_Work to do_
Filter the data for lines with the word "投我以木桃", then copy every line so identified.

_Records_
++++++++++

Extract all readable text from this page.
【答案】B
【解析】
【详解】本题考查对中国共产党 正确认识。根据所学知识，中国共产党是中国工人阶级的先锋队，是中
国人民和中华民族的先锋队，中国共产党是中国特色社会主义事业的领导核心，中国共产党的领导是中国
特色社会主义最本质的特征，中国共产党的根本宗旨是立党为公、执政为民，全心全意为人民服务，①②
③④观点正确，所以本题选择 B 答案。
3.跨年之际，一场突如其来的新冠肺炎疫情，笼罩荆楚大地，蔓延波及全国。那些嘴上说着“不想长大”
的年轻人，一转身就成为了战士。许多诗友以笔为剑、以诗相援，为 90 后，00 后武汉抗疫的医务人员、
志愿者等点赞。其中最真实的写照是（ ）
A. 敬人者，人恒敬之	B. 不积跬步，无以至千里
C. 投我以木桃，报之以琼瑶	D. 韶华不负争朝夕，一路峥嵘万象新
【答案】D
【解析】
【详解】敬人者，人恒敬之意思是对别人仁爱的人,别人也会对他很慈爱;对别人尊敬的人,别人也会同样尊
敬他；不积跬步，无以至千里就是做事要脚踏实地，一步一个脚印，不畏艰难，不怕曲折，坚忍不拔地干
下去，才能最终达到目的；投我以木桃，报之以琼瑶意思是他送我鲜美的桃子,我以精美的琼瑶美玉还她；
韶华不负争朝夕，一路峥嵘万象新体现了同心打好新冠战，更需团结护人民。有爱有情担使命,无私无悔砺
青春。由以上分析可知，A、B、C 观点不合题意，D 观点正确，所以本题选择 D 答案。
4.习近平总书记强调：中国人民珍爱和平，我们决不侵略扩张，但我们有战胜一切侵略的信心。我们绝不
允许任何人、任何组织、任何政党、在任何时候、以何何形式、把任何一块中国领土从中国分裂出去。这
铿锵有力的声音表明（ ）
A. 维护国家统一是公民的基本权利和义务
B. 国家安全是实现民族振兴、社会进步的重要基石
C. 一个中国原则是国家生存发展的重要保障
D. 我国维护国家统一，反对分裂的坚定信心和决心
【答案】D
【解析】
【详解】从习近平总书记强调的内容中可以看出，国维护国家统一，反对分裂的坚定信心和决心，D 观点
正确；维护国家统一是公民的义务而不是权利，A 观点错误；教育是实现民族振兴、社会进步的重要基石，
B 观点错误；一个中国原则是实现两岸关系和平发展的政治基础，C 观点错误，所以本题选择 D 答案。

++++++++++

_Result of the exercise_
C. 投我以木桃，报之以琼瑶	D. 韶华不负争朝夕，一路峥嵘万象新
下去，才能最终达到目的；投我以木桃，报之以琼瑶意思是他送我鲜美的桃子,我以精美的琼瑶美玉还她；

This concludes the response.